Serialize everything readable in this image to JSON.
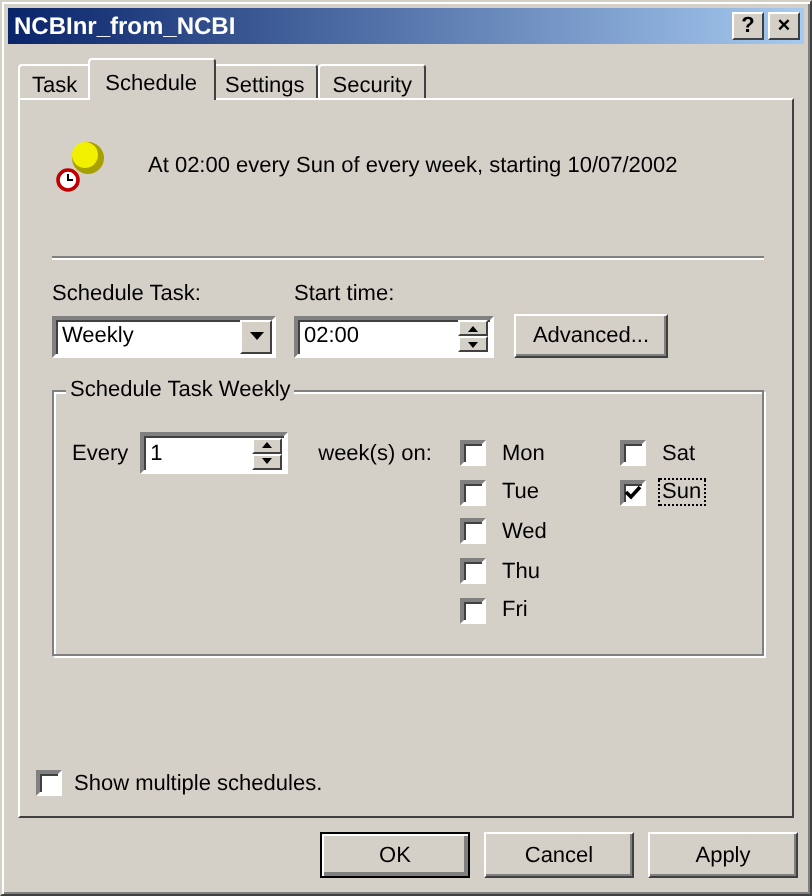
{
  "window": {
    "title": "NCBInr_from_NCBI",
    "buttons": [
      "?",
      "×"
    ]
  },
  "tabs": [
    {
      "label": "Task",
      "selected": false
    },
    {
      "label": "Schedule",
      "selected": true
    },
    {
      "label": "Settings",
      "selected": false
    },
    {
      "label": "Security",
      "selected": false
    }
  ],
  "summary": "At 02:00 every Sun of every week, starting 10/07/2002",
  "schedule_task": {
    "label": "Schedule Task:",
    "value": "Weekly"
  },
  "start_time": {
    "label": "Start time:",
    "value": "02:00"
  },
  "advanced_button": "Advanced...",
  "group": {
    "title": "Schedule Task Weekly",
    "every_label": "Every",
    "every_value": "1",
    "weeks_label": "week(s) on:",
    "days": [
      {
        "label": "Mon",
        "checked": false,
        "focused": false
      },
      {
        "label": "Tue",
        "checked": false,
        "focused": false
      },
      {
        "label": "Wed",
        "checked": false,
        "focused": false
      },
      {
        "label": "Thu",
        "checked": false,
        "focused": false
      },
      {
        "label": "Fri",
        "checked": false,
        "focused": false
      },
      {
        "label": "Sat",
        "checked": false,
        "focused": false
      },
      {
        "label": "Sun",
        "checked": true,
        "focused": true
      }
    ]
  },
  "show_multiple": {
    "label": "Show multiple schedules.",
    "checked": false
  },
  "buttons": [
    {
      "label": "OK",
      "default": true
    },
    {
      "label": "Cancel",
      "default": false
    },
    {
      "label": "Apply",
      "default": false
    }
  ]
}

########

Please transcribe the material above exactly as written. Leave the pictures out.

Serialize everything readable in this image to JSON.
{
  "window": {
    "title": "NCBInr_from_NCBI",
    "buttons": [
      "?",
      "×"
    ]
  },
  "tabs": [
    {
      "label": "Task",
      "selected": false
    },
    {
      "label": "Schedule",
      "selected": true
    },
    {
      "label": "Settings",
      "selected": false
    },
    {
      "label": "Security",
      "selected": false
    }
  ],
  "summary": "At 02:00 every Sun of every week, starting 10/07/2002",
  "schedule_task": {
    "label": "Schedule Task:",
    "value": "Weekly"
  },
  "start_time": {
    "label": "Start time:",
    "value": "02:00"
  },
  "advanced_button": "Advanced...",
  "group": {
    "title": "Schedule Task Weekly",
    "every_label": "Every",
    "every_value": "1",
    "weeks_label": "week(s) on:",
    "days": [
      {
        "label": "Mon",
        "checked": false,
        "focused": false
      },
      {
        "label": "Tue",
        "checked": false,
        "focused": false
      },
      {
        "label": "Wed",
        "checked": false,
        "focused": false
      },
      {
        "label": "Thu",
        "checked": false,
        "focused": false
      },
      {
        "label": "Fri",
        "checked": false,
        "focused": false
      },
      {
        "label": "Sat",
        "checked": false,
        "focused": false
      },
      {
        "label": "Sun",
        "checked": true,
        "focused": true
      }
    ]
  },
  "show_multiple": {
    "label": "Show multiple schedules.",
    "checked": false
  },
  "buttons": [
    {
      "label": "OK",
      "default": true
    },
    {
      "label": "Cancel",
      "default": false
    },
    {
      "label": "Apply",
      "default": false
    }
  ]
}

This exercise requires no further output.